**DATA:**
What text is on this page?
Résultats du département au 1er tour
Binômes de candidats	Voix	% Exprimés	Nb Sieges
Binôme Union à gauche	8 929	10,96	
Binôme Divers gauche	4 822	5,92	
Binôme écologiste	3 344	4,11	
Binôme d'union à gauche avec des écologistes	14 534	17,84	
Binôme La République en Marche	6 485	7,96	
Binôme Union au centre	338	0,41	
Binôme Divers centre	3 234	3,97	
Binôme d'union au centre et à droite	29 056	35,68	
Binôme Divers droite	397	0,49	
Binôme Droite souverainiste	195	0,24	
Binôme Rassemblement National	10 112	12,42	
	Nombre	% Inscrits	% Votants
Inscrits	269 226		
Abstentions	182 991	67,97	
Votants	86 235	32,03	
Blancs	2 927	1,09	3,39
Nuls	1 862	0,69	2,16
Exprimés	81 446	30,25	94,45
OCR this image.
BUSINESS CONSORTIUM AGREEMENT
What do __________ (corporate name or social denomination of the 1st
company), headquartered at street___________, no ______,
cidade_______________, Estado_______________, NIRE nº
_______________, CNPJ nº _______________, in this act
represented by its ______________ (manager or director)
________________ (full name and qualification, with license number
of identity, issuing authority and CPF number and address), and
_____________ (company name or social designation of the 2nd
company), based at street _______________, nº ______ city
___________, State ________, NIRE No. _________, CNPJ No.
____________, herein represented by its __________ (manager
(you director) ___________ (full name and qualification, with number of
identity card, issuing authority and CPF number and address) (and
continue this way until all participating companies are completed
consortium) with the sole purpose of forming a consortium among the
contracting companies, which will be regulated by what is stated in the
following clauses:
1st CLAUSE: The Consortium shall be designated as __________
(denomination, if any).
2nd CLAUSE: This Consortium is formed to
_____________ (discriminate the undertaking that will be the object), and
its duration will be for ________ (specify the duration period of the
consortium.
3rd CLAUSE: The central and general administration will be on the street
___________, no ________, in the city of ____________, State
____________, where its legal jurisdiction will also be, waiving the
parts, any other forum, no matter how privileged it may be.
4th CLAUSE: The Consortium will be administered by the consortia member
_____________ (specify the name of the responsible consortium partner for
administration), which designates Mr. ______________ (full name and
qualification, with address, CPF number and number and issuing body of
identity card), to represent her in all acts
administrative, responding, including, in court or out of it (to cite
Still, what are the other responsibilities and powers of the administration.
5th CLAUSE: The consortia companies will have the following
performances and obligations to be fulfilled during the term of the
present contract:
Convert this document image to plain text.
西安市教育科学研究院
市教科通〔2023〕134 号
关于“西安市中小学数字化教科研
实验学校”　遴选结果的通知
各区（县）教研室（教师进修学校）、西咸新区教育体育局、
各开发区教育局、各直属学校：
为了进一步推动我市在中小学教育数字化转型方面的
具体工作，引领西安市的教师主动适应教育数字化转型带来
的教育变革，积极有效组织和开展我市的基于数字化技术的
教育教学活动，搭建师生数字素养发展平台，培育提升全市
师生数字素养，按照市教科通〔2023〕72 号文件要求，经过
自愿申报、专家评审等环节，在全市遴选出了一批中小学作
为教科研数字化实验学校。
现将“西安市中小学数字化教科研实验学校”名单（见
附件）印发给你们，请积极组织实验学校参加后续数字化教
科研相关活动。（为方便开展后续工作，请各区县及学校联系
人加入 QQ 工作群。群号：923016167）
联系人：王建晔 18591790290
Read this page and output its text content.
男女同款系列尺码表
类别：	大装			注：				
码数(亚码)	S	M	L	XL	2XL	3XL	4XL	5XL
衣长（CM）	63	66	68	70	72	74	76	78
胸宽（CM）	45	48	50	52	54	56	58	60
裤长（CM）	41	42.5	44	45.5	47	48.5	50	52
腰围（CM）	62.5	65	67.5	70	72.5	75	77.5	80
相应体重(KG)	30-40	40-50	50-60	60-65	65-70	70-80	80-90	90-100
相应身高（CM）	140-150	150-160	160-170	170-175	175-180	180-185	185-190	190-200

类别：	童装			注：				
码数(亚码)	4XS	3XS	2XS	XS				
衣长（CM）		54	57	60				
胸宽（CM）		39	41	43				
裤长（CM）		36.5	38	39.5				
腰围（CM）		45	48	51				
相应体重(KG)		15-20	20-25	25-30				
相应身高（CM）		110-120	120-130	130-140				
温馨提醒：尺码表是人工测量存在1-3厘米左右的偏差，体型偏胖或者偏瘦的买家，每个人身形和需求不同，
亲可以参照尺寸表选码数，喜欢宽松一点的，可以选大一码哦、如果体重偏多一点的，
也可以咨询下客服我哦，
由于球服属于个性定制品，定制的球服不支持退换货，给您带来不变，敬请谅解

**THE PROBLEM:** Each line that holds the string "identity" counts once; give the total and nothing else.

**FINISHED ANSWER:** 3